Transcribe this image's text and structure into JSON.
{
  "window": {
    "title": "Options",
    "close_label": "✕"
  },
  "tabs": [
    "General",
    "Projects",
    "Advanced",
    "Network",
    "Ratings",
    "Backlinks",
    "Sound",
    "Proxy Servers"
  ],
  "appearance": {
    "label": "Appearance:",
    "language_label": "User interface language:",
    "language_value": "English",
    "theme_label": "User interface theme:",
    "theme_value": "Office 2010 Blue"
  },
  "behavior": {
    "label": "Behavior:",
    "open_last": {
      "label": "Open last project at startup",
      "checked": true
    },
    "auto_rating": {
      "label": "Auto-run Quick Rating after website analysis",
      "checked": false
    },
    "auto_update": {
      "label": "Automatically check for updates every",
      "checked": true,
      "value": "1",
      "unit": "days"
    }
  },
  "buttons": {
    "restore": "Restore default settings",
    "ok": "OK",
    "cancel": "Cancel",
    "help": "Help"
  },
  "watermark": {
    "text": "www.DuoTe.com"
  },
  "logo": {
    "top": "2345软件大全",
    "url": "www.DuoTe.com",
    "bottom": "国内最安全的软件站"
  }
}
+-------+
• What you should do:
Go through the entries above and pull out each line with "text" in it.

• Response to the exercise:
Transcribe this image's text and structure into JSON.
    "text": "www.DuoTe.com"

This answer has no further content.